+++ Material supplied +++
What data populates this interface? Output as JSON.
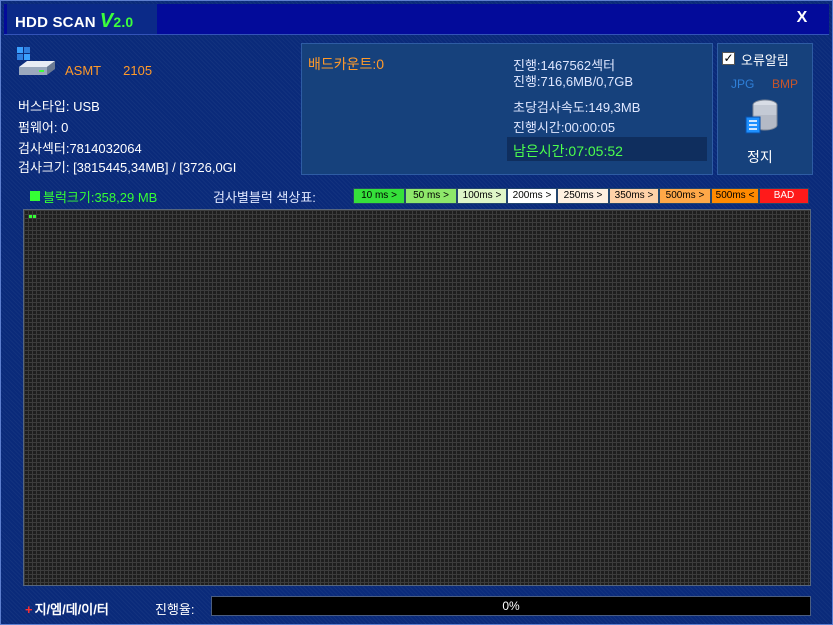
{
  "titlebar": {
    "app_name": "HDD SCAN",
    "version_letter": "V",
    "version_number": "2.0",
    "close_label": "X"
  },
  "drive": {
    "model": "ASMT",
    "model_number": "2105"
  },
  "info": {
    "bus_type": "버스타입: USB",
    "firmware": "펌웨어: 0",
    "sectors": "검사섹터:7814032064",
    "size": "검사크기: [3815445,34MB] / [3726,0GI"
  },
  "status": {
    "bad_count": "배드카운트:0",
    "progress_sectors": "진행:1467562섹터",
    "progress_size": "진행:716,6MB/0,7GB",
    "speed": "초당검사속도:149,3MB",
    "elapsed": "진행시간:00:00:05",
    "remaining": "남은시간:07:05:52"
  },
  "options": {
    "error_alarm_label": "오류알림",
    "error_alarm_checked": true,
    "jpg_label": "JPG",
    "bmp_label": "BMP",
    "stop_label": "정지"
  },
  "block": {
    "size_label": "블럭크기:358,29 MB",
    "legend_title": "검사별블럭 색상표:",
    "legend": [
      {
        "label": "10 ms >",
        "color": "#35e03a"
      },
      {
        "label": "50 ms >",
        "color": "#8ee86a"
      },
      {
        "label": "100ms >",
        "color": "#dff6c8"
      },
      {
        "label": "200ms >",
        "color": "#ffffff"
      },
      {
        "label": "250ms >",
        "color": "#fff0e0"
      },
      {
        "label": "350ms >",
        "color": "#ffd2a8"
      },
      {
        "label": "500ms >",
        "color": "#ffa848"
      },
      {
        "label": "500ms <",
        "color": "#ff8a00"
      },
      {
        "label": "BAD",
        "color": "#ff1a1a"
      }
    ],
    "completed_blocks": 2,
    "completed_color": "#35ff35"
  },
  "footer": {
    "logo_plus": "+",
    "logo_text": "지/엠/데/이/터",
    "progress_label": "진행율:",
    "progress_percent": 0,
    "progress_text": "0%"
  }
}
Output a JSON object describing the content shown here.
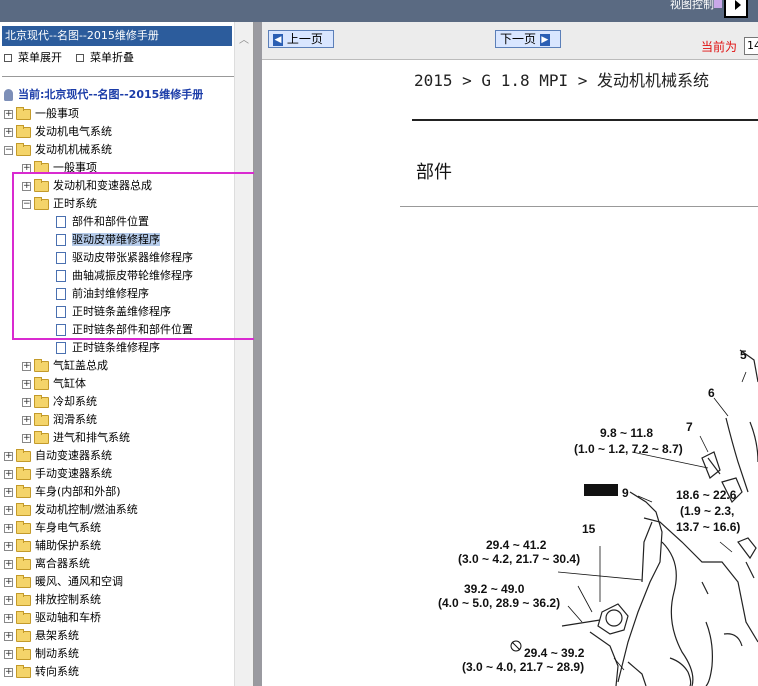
{
  "topbar": {
    "view_control": "视图控制"
  },
  "left": {
    "title": "北京现代--名图--2015维修手册",
    "expand_label": "菜单展开",
    "collapse_label": "菜单折叠",
    "current_label": "当前:北京现代--名图--2015维修手册",
    "tree": [
      {
        "label": "一般事项"
      },
      {
        "label": "发动机电气系统"
      },
      {
        "label": "发动机机械系统"
      },
      {
        "label": "一般事项"
      },
      {
        "label": "发动机和变速器总成"
      },
      {
        "label": "正时系统"
      },
      {
        "label": "部件和部件位置"
      },
      {
        "label": "驱动皮带维修程序"
      },
      {
        "label": "驱动皮带张紧器维修程序"
      },
      {
        "label": "曲轴减振皮带轮维修程序"
      },
      {
        "label": "前油封维修程序"
      },
      {
        "label": "正时链条盖维修程序"
      },
      {
        "label": "正时链条部件和部件位置"
      },
      {
        "label": "正时链条维修程序"
      },
      {
        "label": "气缸盖总成"
      },
      {
        "label": "气缸体"
      },
      {
        "label": "冷却系统"
      },
      {
        "label": "润滑系统"
      },
      {
        "label": "进气和排气系统"
      },
      {
        "label": "自动变速器系统"
      },
      {
        "label": "手动变速器系统"
      },
      {
        "label": "车身(内部和外部)"
      },
      {
        "label": "发动机控制/燃油系统"
      },
      {
        "label": "车身电气系统"
      },
      {
        "label": "辅助保护系统"
      },
      {
        "label": "离合器系统"
      },
      {
        "label": "暖风、通风和空调"
      },
      {
        "label": "排放控制系统"
      },
      {
        "label": "驱动轴和车桥"
      },
      {
        "label": "悬架系统"
      },
      {
        "label": "制动系统"
      },
      {
        "label": "转向系统"
      }
    ]
  },
  "right": {
    "prev_label": "上一页",
    "next_label": "下一页",
    "page_label": "当前为",
    "page_value": "14",
    "breadcrumb": "2015 > G 1.8 MPI > 发动机机械系统",
    "section_title": "部件",
    "diagram_labels": {
      "n5": "5",
      "n6": "6",
      "n7": "7",
      "n9": "9",
      "n15": "15",
      "t1a": "9.8 ~ 11.8",
      "t1b": "(1.0 ~ 1.2, 7.2 ~ 8.7)",
      "t2a": "18.6 ~ 22.6",
      "t2b": "(1.9 ~ 2.3,",
      "t2c": "13.7 ~ 16.6)",
      "t3a": "29.4 ~ 41.2",
      "t3b": "(3.0 ~ 4.2, 21.7 ~ 30.4)",
      "t4a": "39.2 ~ 49.0",
      "t4b": "(4.0 ~ 5.0, 28.9 ~ 36.2)",
      "t5a": "29.4 ~ 39.2",
      "t5b": "(3.0 ~ 4.0, 21.7 ~ 28.9)"
    }
  }
}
+++
(Objective) Images should not appear in the copy; retype the listing above exactly.

(Expected answer)
What data populates this interface? Output as JSON.
{
  "titlebar": {
    "app_name": "HDD SCAN",
    "version_letter": "V",
    "version_number": "2.0",
    "close_label": "X"
  },
  "drive": {
    "model": "ASMT",
    "model_number": "2105"
  },
  "info": {
    "bus_type": "버스타입: USB",
    "firmware": "펌웨어: 0",
    "sectors": "검사섹터:7814032064",
    "size": "검사크기: [3815445,34MB] / [3726,0GI"
  },
  "status": {
    "bad_count": "배드카운트:0",
    "progress_sectors": "진행:1467562섹터",
    "progress_size": "진행:716,6MB/0,7GB",
    "speed": "초당검사속도:149,3MB",
    "elapsed": "진행시간:00:00:05",
    "remaining": "남은시간:07:05:52"
  },
  "options": {
    "error_alarm_label": "오류알림",
    "error_alarm_checked": true,
    "jpg_label": "JPG",
    "bmp_label": "BMP",
    "stop_label": "정지"
  },
  "block": {
    "size_label": "블럭크기:358,29 MB",
    "legend_title": "검사별블럭 색상표:",
    "legend": [
      {
        "label": "10 ms >",
        "color": "#35e03a"
      },
      {
        "label": "50 ms >",
        "color": "#8ee86a"
      },
      {
        "label": "100ms >",
        "color": "#dff6c8"
      },
      {
        "label": "200ms >",
        "color": "#ffffff"
      },
      {
        "label": "250ms >",
        "color": "#fff0e0"
      },
      {
        "label": "350ms >",
        "color": "#ffd2a8"
      },
      {
        "label": "500ms >",
        "color": "#ffa848"
      },
      {
        "label": "500ms <",
        "color": "#ff8a00"
      },
      {
        "label": "BAD",
        "color": "#ff1a1a"
      }
    ],
    "completed_blocks": 2,
    "completed_color": "#35ff35"
  },
  "footer": {
    "logo_plus": "+",
    "logo_text": "지/엠/데/이/터",
    "progress_label": "진행율:",
    "progress_percent": 0,
    "progress_text": "0%"
  }
}
Output a JSON object describing the content shown here.
{
  "topbar": {
    "view_control": "视图控制"
  },
  "left": {
    "title": "北京现代--名图--2015维修手册",
    "expand_label": "菜单展开",
    "collapse_label": "菜单折叠",
    "current_label": "当前:北京现代--名图--2015维修手册",
    "tree": [
      {
        "label": "一般事项"
      },
      {
        "label": "发动机电气系统"
      },
      {
        "label": "发动机机械系统"
      },
      {
        "label": "一般事项"
      },
      {
        "label": "发动机和变速器总成"
      },
      {
        "label": "正时系统"
      },
      {
        "label": "部件和部件位置"
      },
      {
        "label": "驱动皮带维修程序"
      },
      {
        "label": "驱动皮带张紧器维修程序"
      },
      {
        "label": "曲轴减振皮带轮维修程序"
      },
      {
        "label": "前油封维修程序"
      },
      {
        "label": "正时链条盖维修程序"
      },
      {
        "label": "正时链条部件和部件位置"
      },
      {
        "label": "正时链条维修程序"
      },
      {
        "label": "气缸盖总成"
      },
      {
        "label": "气缸体"
      },
      {
        "label": "冷却系统"
      },
      {
        "label": "润滑系统"
      },
      {
        "label": "进气和排气系统"
      },
      {
        "label": "自动变速器系统"
      },
      {
        "label": "手动变速器系统"
      },
      {
        "label": "车身(内部和外部)"
      },
      {
        "label": "发动机控制/燃油系统"
      },
      {
        "label": "车身电气系统"
      },
      {
        "label": "辅助保护系统"
      },
      {
        "label": "离合器系统"
      },
      {
        "label": "暖风、通风和空调"
      },
      {
        "label": "排放控制系统"
      },
      {
        "label": "驱动轴和车桥"
      },
      {
        "label": "悬架系统"
      },
      {
        "label": "制动系统"
      },
      {
        "label": "转向系统"
      }
    ]
  },
  "right": {
    "prev_label": "上一页",
    "next_label": "下一页",
    "page_label": "当前为",
    "page_value": "14",
    "breadcrumb": "2015 > G 1.8 MPI > 发动机机械系统",
    "section_title": "部件",
    "diagram_labels": {
      "n5": "5",
      "n6": "6",
      "n7": "7",
      "n9": "9",
      "n15": "15",
      "t1a": "9.8 ~ 11.8",
      "t1b": "(1.0 ~ 1.2, 7.2 ~ 8.7)",
      "t2a": "18.6 ~ 22.6",
      "t2b": "(1.9 ~ 2.3,",
      "t2c": "13.7 ~ 16.6)",
      "t3a": "29.4 ~ 41.2",
      "t3b": "(3.0 ~ 4.2, 21.7 ~ 30.4)",
      "t4a": "39.2 ~ 49.0",
      "t4b": "(4.0 ~ 5.0, 28.9 ~ 36.2)",
      "t5a": "29.4 ~ 39.2",
      "t5b": "(3.0 ~ 4.0, 21.7 ~ 28.9)"
    }
  }
}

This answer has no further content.